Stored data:
◇ ◇ ◇ ◇ ◇ ◇ ◇

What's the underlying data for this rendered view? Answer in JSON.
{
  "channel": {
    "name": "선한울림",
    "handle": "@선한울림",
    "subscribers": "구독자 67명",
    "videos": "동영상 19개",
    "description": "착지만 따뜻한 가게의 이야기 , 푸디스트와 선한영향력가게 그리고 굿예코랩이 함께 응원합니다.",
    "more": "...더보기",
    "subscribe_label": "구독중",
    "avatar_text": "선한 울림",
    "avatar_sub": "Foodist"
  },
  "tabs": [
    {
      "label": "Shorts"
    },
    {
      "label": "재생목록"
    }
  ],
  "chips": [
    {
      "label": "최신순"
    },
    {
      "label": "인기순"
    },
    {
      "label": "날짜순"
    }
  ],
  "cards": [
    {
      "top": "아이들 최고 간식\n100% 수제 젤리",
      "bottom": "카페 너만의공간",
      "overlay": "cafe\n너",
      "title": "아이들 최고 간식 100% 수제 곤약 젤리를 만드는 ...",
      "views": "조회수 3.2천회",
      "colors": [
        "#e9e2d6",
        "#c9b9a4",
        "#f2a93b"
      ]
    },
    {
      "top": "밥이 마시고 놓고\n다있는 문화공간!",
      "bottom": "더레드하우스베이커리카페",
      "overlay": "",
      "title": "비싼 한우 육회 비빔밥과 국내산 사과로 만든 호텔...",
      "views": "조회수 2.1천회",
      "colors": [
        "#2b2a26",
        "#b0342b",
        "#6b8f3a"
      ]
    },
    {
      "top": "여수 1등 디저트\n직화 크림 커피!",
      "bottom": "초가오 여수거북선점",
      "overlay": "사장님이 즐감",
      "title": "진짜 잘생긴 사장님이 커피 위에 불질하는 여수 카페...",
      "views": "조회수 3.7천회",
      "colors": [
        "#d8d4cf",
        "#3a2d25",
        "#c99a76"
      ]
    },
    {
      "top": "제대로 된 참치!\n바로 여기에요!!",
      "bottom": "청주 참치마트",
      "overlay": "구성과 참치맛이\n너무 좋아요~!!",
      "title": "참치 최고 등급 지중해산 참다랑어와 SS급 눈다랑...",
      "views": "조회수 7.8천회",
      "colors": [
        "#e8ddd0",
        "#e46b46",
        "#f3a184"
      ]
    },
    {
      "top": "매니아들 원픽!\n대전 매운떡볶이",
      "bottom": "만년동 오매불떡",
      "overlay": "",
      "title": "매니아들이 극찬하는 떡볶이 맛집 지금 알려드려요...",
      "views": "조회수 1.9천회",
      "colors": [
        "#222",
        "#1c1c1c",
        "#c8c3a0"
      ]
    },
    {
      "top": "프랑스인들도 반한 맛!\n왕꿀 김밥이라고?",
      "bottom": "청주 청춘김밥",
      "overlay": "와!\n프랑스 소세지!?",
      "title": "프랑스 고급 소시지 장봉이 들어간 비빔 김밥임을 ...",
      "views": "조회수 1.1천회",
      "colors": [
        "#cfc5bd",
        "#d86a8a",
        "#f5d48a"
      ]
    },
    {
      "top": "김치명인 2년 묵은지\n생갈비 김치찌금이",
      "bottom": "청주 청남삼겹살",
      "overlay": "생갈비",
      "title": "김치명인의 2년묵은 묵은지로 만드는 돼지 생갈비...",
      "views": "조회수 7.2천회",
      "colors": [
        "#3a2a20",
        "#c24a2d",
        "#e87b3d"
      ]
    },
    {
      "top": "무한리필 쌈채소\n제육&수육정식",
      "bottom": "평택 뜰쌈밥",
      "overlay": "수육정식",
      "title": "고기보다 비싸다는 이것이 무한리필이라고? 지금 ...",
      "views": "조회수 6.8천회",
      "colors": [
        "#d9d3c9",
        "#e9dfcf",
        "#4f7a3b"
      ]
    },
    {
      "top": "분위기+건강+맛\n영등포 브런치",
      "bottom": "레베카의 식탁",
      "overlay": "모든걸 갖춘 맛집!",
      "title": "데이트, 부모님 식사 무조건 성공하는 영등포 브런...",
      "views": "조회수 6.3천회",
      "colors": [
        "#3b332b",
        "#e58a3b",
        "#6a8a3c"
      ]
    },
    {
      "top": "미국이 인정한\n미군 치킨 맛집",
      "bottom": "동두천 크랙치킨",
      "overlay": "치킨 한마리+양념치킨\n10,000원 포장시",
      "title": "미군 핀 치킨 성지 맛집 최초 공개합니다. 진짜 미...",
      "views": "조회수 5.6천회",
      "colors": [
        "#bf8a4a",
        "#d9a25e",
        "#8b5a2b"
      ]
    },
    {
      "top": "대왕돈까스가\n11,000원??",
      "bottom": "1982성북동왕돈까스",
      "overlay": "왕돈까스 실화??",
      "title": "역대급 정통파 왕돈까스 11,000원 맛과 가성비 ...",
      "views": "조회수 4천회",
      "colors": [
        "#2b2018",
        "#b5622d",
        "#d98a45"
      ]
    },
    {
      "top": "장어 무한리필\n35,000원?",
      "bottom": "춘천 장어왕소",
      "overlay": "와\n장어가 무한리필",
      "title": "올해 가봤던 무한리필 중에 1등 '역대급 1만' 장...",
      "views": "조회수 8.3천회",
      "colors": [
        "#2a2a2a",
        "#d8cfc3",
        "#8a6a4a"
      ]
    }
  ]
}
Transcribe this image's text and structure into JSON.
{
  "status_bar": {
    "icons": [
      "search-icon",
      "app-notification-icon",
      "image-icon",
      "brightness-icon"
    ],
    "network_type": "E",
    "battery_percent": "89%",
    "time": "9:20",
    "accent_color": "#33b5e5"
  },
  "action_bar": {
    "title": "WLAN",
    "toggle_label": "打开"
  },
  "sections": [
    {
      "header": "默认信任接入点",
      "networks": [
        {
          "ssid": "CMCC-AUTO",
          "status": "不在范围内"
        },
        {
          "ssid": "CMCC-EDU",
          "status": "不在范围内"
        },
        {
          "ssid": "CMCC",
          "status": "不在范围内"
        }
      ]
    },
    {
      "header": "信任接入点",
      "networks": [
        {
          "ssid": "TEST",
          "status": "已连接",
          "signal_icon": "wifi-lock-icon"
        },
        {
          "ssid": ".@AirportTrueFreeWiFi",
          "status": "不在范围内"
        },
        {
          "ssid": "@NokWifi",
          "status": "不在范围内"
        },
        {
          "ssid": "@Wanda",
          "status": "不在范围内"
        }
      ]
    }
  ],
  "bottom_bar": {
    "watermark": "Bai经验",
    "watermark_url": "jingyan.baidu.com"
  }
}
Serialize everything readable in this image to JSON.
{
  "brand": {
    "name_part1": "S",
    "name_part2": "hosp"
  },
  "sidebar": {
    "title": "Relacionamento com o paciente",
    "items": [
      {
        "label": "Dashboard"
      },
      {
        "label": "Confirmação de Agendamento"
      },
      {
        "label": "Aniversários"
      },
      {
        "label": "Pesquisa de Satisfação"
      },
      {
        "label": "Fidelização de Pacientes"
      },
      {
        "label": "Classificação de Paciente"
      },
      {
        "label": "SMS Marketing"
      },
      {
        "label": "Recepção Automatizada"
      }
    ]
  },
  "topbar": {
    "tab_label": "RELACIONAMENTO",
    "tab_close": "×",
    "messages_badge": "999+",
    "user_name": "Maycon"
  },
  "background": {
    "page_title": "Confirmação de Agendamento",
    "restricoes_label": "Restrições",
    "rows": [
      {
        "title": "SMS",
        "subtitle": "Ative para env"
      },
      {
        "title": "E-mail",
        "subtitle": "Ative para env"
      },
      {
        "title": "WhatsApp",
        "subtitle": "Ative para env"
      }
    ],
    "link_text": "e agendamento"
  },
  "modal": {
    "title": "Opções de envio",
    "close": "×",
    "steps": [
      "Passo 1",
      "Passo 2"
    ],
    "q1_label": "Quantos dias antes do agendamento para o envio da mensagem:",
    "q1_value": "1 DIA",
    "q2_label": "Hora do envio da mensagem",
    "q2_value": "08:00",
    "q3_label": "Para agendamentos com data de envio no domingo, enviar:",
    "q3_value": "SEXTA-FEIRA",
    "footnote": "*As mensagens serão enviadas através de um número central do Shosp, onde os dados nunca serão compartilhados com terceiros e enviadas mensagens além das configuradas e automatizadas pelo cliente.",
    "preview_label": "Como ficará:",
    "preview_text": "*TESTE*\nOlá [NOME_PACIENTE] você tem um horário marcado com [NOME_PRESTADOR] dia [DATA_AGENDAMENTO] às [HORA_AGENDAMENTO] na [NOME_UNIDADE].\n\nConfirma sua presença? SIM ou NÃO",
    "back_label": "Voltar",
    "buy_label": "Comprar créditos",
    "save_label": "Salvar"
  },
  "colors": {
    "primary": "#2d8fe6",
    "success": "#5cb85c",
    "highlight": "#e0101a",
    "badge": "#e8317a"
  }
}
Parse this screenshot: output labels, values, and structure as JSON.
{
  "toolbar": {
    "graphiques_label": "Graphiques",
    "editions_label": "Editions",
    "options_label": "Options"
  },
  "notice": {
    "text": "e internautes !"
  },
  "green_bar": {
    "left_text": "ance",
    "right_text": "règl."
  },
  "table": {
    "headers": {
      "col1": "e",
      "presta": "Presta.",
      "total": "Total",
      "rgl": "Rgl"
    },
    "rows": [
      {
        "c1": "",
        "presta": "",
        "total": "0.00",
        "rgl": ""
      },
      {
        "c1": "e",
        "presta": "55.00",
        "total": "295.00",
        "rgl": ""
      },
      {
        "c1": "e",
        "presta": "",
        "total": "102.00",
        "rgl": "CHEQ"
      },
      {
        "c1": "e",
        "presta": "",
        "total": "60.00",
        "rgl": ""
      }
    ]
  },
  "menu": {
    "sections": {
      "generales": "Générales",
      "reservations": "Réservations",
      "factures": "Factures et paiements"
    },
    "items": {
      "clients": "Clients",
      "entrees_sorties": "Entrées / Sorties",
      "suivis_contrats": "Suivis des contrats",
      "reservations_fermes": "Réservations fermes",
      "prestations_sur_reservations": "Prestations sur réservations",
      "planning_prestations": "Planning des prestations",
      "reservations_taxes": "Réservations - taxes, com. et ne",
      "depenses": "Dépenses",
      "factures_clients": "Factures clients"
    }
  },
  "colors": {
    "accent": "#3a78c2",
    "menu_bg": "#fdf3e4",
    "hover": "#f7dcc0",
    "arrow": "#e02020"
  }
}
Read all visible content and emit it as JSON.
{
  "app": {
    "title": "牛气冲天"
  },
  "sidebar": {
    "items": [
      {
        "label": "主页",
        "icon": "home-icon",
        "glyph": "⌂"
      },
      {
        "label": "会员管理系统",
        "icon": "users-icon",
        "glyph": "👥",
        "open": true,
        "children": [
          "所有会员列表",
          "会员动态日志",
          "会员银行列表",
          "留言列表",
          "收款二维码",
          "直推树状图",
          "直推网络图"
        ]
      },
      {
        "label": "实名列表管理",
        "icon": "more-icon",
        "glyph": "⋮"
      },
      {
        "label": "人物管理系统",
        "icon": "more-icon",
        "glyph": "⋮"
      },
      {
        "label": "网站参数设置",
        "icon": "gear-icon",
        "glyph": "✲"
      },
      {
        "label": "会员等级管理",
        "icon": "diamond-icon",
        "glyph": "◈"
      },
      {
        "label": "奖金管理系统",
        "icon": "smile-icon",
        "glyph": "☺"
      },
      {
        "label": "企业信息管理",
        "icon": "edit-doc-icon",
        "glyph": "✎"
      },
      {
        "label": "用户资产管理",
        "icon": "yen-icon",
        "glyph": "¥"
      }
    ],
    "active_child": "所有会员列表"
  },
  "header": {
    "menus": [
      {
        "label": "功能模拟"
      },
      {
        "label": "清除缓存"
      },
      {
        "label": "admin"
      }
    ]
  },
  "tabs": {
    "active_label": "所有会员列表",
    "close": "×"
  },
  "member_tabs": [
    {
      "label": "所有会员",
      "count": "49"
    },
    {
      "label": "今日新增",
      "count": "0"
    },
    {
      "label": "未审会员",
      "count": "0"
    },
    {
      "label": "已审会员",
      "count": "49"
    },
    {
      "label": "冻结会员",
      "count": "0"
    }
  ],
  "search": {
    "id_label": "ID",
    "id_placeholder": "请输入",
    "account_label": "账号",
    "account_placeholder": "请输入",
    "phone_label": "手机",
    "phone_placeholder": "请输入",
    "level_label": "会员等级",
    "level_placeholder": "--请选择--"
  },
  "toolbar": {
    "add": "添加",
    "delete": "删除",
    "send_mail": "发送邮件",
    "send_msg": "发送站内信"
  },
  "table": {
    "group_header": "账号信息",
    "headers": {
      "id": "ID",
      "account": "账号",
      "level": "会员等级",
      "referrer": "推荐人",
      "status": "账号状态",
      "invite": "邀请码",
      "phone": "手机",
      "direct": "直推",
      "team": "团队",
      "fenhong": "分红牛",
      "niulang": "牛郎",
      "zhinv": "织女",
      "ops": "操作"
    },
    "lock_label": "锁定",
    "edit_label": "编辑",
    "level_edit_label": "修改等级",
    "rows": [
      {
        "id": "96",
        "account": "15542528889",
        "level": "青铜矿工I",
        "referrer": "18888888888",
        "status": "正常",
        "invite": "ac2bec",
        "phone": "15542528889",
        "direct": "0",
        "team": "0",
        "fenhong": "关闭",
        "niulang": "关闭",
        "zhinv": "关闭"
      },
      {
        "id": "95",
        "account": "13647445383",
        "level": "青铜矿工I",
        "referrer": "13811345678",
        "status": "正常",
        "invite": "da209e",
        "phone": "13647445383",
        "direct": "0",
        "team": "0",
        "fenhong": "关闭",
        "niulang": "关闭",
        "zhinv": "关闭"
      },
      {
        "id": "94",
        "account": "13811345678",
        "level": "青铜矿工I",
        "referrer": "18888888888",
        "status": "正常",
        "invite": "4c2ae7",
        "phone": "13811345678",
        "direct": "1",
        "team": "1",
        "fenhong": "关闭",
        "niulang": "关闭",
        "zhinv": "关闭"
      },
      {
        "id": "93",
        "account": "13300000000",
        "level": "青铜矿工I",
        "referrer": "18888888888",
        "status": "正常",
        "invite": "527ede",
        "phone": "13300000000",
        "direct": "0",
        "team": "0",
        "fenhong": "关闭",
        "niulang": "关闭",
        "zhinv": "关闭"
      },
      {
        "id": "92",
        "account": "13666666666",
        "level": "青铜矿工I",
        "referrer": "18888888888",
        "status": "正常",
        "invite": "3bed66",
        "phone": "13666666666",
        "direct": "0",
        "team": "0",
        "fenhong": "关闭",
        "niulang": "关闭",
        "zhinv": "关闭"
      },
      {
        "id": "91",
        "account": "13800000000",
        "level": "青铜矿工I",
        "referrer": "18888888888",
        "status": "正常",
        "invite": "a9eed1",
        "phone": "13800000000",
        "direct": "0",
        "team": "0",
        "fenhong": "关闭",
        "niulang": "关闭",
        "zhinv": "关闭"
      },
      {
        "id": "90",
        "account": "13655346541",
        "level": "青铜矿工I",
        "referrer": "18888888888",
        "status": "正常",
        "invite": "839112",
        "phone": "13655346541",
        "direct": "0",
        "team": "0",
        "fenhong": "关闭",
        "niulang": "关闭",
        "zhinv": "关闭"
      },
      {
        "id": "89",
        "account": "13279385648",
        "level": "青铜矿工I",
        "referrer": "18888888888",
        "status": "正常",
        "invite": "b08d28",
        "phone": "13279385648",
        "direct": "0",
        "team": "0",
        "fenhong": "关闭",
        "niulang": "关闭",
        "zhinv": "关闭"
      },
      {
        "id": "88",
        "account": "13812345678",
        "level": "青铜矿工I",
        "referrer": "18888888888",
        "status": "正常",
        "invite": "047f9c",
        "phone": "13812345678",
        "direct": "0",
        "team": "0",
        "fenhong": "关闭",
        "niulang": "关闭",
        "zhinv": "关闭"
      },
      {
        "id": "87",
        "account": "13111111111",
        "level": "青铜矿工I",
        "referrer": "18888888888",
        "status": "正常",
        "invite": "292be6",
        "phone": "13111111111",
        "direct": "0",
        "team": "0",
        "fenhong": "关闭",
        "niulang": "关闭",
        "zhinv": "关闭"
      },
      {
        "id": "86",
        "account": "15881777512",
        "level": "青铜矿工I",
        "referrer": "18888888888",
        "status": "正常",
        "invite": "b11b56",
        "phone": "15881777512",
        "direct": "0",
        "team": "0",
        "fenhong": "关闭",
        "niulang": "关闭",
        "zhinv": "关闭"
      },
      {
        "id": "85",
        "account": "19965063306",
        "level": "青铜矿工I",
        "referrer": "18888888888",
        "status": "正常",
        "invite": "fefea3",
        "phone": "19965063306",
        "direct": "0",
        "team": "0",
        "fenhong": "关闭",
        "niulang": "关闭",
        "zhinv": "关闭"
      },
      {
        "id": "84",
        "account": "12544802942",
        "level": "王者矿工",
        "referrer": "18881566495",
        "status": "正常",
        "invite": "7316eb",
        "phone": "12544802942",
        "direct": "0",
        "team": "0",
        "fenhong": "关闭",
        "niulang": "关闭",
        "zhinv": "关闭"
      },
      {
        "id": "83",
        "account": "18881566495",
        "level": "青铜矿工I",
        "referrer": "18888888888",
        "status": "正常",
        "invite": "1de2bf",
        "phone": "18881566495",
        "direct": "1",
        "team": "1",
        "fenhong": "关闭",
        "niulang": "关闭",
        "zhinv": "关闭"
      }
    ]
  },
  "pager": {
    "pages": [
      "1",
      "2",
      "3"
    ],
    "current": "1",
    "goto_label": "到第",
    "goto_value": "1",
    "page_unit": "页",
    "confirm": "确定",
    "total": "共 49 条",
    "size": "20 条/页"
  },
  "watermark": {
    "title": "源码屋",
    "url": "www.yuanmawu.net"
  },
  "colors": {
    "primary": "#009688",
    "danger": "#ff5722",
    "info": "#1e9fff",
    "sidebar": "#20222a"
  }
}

◇ ◇ ◇ ◇ ◇ ◇ ◇

The request:
Identify and extract each line of the listing that contains "ssid".

Correct response:
          "ssid": "CMCC-AUTO",
          "ssid": "CMCC-EDU",
          "ssid": "CMCC",
          "ssid": "TEST",
          "ssid": ".@AirportTrueFreeWiFi",
          "ssid": "@NokWifi",
          "ssid": "@Wanda",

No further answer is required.